▸ EXERCISE TASK
Can you extract the full Samuel Herman profile below, reproducing every line word for word?

=== DOCUMENT SEGMENT ===

Top Voices in Search Tech: Samuel Herman

Samuel Herman

The "Top Voices in Search-Tech" initiative is a carefully curated showcase of the most impactful and influential search-tech professionals from around the world that you can connect with and learn from.


About Samuel

Samuel is a distinguished engineer and researcher with 10+ years of expertise in database technologies, vector search, distributed systems, and large-scale data processing.

He has a deep technical focus on search indexing systems, time series databases, distributed architectures, and machine learning infrastructure at petabyte scale.

Today, Samuel is a technical lead for OpenSearch at DataStax (now an IBM company) and a member of the OpenSearch Technical Steering Committee. Prior to DataStax, Samuel was the architect and lead engineer of OCI Observability and later OCI Search Services at Oracle Cloud Infrastructure.

Samuel also led large-scale observability and storage projects at AWS EBS, and prior to that, at various startups.

Where to find Samuel on the web:

Let’s start from the beginning — how did you get involved in the search tech industry?

My path into search actually started with a security problem that existing databases couldn’t solve. Back in 2012, I was tasked with building cross-device algorithms to scan everything on our network—from operating systems to applications—protecting sensitive data from potential attacks.

=== LISTING ===

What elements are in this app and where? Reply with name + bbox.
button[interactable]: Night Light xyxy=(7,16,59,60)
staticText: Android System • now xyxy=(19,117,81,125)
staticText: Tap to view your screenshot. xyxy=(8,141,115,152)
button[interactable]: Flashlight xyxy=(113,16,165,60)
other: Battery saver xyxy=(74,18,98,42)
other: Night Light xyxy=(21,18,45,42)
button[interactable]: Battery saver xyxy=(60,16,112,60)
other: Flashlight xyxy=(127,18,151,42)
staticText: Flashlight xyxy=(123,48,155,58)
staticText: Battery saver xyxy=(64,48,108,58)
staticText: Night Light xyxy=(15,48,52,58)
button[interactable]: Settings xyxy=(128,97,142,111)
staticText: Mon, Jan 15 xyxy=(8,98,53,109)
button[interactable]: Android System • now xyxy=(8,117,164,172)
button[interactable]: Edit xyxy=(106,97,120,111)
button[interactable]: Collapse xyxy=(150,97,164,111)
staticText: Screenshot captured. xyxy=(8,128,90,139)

===

▸ THE ANSWER
Top Voices in Search Tech: Samuel Herman

Samuel Herman

The "Top Voices in Search-Tech" initiative is a carefully curated showcase of the most impactful and influential search-tech professionals from around the world that you can connect with and learn from.


About Samuel

Samuel is a distinguished engineer and researcher with 10+ years of expertise in database technologies, vector search, distributed systems, and large-scale data processing.

He has a deep technical focus on search indexing systems, time series databases, distributed architectures, and machine learning infrastructure at petabyte scale.

Today, Samuel is a technical lead for OpenSearch at DataStax (now an IBM company) and a member of the OpenSearch Technical Steering Committee. Prior to DataStax, Samuel was the architect and lead engineer of OCI Observability and later OCI Search Services at Oracle Cloud Infrastructure.

Samuel also led large-scale observability and storage projects at AWS EBS, and prior to that, at various startups.

Where to find Samuel on the web:

Let’s start from the beginning — how did you get involved in the search tech industry?

My path into search actually started with a security problem that existing databases couldn’t solve. Back in 2012, I was tasked with building cross-device algorithms to scan everything on our network—from operating systems to applications—protecting sensitive data from potential attacks.